++++ Data rows
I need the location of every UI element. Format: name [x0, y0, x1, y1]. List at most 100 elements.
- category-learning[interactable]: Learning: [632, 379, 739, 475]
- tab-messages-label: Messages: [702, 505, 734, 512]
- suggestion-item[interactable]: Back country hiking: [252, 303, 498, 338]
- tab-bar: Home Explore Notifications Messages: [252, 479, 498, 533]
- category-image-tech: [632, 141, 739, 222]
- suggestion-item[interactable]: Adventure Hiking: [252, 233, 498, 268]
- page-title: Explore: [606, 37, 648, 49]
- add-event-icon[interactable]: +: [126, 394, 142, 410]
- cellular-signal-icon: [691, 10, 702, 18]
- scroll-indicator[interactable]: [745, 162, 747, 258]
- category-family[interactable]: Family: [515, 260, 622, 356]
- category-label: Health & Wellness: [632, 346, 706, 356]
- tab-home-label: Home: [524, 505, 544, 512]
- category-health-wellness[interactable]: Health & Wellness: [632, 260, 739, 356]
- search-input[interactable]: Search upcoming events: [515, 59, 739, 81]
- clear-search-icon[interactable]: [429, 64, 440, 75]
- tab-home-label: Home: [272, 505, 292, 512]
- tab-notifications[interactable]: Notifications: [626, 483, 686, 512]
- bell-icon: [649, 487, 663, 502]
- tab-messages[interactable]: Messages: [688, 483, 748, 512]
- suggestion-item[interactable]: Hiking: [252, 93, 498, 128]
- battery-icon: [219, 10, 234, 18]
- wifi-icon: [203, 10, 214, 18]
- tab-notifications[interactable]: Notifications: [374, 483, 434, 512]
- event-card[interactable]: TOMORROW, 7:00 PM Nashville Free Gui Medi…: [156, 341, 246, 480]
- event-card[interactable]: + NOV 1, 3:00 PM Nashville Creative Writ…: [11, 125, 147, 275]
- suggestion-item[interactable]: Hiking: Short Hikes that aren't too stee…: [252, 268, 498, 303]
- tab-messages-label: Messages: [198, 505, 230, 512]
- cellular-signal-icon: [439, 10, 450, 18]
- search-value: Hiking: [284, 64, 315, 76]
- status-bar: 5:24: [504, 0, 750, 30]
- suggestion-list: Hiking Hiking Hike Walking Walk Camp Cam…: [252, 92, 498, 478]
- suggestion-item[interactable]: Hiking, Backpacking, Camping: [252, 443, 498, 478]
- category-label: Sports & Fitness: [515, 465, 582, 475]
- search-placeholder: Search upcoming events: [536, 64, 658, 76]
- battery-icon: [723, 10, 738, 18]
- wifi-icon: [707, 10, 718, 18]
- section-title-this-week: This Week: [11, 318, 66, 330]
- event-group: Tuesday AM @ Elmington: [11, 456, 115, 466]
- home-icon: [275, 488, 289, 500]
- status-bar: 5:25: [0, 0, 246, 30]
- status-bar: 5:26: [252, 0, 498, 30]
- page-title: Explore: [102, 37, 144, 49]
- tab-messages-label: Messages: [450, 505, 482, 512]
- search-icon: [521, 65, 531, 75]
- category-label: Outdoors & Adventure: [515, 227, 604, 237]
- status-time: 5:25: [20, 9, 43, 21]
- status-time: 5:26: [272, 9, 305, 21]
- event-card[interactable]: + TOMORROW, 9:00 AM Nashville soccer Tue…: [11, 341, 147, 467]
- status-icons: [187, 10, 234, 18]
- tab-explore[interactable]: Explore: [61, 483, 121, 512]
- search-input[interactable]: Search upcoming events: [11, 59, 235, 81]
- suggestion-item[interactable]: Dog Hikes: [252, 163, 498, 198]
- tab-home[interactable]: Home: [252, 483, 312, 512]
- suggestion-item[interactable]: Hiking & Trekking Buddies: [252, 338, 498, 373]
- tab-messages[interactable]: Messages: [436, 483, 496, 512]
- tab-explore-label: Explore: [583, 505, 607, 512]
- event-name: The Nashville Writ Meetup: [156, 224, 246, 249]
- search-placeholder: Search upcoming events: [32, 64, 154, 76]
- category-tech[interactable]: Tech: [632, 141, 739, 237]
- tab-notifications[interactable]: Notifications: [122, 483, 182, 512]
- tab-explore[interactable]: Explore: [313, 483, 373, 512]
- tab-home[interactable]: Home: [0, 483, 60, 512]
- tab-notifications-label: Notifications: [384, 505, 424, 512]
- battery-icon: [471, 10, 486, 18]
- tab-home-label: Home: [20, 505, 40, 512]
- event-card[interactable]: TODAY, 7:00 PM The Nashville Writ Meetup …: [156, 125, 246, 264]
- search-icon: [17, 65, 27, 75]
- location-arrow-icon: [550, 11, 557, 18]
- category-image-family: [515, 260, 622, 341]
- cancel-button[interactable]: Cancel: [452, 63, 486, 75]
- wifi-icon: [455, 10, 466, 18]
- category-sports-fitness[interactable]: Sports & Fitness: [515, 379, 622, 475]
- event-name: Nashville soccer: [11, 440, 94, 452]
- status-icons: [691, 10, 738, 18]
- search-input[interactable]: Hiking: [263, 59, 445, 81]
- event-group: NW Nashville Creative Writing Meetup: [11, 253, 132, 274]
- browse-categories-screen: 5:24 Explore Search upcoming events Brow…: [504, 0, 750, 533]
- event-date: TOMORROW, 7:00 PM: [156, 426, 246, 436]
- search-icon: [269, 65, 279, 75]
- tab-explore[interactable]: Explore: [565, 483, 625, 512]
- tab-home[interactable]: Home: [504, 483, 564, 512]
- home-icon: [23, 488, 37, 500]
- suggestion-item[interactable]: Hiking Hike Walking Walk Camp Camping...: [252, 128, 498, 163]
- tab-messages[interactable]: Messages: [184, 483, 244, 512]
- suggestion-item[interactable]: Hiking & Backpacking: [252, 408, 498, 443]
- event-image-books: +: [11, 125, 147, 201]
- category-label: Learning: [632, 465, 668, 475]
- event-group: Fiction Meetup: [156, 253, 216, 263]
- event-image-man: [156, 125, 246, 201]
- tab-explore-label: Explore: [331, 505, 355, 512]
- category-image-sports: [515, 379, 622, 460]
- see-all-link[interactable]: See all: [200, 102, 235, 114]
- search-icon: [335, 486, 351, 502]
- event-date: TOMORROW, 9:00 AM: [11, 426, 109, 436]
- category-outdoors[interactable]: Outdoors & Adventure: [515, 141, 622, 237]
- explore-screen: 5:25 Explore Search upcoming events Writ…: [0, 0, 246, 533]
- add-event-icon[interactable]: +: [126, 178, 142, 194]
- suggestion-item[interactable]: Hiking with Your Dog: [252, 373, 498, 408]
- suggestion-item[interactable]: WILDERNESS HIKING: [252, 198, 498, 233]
++++++++
++++ Data rows
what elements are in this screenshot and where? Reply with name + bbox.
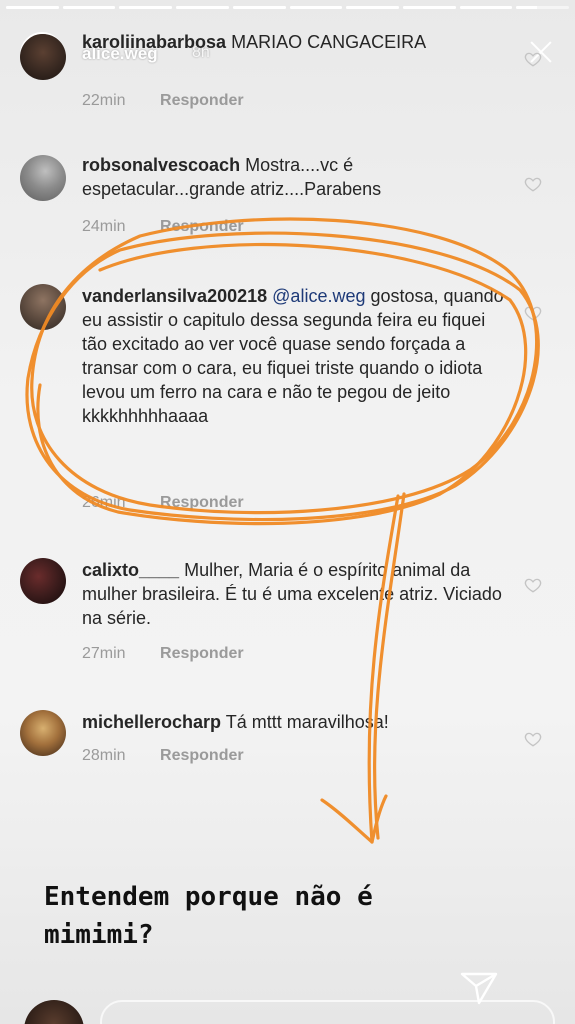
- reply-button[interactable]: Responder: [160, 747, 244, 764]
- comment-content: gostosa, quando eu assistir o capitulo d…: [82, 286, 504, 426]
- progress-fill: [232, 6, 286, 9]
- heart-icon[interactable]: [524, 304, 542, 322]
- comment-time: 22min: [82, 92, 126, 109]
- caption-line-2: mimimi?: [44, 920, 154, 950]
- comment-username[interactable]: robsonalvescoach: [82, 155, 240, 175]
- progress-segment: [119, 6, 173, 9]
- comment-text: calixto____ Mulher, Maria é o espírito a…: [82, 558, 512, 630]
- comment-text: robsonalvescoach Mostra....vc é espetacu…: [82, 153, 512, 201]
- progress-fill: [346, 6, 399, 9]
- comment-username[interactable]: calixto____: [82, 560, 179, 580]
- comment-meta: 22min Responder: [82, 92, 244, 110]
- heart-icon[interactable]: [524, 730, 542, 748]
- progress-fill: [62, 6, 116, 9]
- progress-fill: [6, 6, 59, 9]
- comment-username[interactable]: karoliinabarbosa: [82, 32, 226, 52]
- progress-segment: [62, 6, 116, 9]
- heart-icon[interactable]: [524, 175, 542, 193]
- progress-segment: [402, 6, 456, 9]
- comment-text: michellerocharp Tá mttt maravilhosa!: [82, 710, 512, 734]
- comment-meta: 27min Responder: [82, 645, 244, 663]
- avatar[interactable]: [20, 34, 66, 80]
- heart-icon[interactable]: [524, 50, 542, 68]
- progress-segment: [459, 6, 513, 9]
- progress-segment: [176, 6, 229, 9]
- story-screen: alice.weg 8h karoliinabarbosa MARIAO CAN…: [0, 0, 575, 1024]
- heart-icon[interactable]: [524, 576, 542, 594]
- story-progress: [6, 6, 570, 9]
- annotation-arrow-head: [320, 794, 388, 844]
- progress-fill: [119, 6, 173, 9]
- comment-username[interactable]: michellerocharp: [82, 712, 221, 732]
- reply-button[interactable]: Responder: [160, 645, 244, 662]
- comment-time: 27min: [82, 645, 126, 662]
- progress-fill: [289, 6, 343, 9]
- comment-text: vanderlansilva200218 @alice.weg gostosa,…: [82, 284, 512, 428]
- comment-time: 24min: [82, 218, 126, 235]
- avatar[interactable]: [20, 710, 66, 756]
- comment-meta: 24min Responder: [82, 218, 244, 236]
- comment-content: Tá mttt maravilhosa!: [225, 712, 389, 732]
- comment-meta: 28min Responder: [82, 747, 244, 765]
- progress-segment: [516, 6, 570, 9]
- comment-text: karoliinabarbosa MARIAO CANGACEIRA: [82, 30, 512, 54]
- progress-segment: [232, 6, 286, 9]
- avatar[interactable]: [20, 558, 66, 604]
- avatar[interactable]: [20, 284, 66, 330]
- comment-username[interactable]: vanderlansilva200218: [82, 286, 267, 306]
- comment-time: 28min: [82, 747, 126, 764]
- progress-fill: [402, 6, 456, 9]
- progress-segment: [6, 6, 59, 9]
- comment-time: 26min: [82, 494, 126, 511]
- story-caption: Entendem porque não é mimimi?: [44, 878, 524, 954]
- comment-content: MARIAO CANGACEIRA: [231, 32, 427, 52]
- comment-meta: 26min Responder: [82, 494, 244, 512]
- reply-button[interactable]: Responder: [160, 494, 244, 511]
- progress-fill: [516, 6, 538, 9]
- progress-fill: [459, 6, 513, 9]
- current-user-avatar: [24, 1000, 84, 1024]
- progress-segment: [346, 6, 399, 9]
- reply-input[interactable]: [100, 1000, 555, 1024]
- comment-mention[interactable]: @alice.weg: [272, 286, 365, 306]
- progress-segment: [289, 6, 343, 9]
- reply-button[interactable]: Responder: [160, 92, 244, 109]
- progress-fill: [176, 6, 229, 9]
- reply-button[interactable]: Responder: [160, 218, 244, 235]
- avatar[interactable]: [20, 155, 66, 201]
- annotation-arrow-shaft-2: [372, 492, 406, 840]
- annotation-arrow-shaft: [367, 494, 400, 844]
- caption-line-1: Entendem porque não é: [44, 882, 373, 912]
++++++++
### Stated problem
Report every line of the data that contains the string "Explore", with case counting.

### Output of the exercise
- tab-bar: Home Explore Notifications Messages: [252, 479, 498, 533]
- page-title: Explore: [606, 37, 648, 49]
- page-title: Explore: [102, 37, 144, 49]
- tab-explore[interactable]: Explore: [61, 483, 121, 512]
- tab-explore-label: Explore: [583, 505, 607, 512]
- tab-explore[interactable]: Explore: [313, 483, 373, 512]
- browse-categories-screen: 5:24 Explore Search upcoming events Brow…: [504, 0, 750, 533]
- tab-explore[interactable]: Explore: [565, 483, 625, 512]
- tab-explore-label: Explore: [331, 505, 355, 512]
- explore-screen: 5:25 Explore Search upcoming events Writ…: [0, 0, 246, 533]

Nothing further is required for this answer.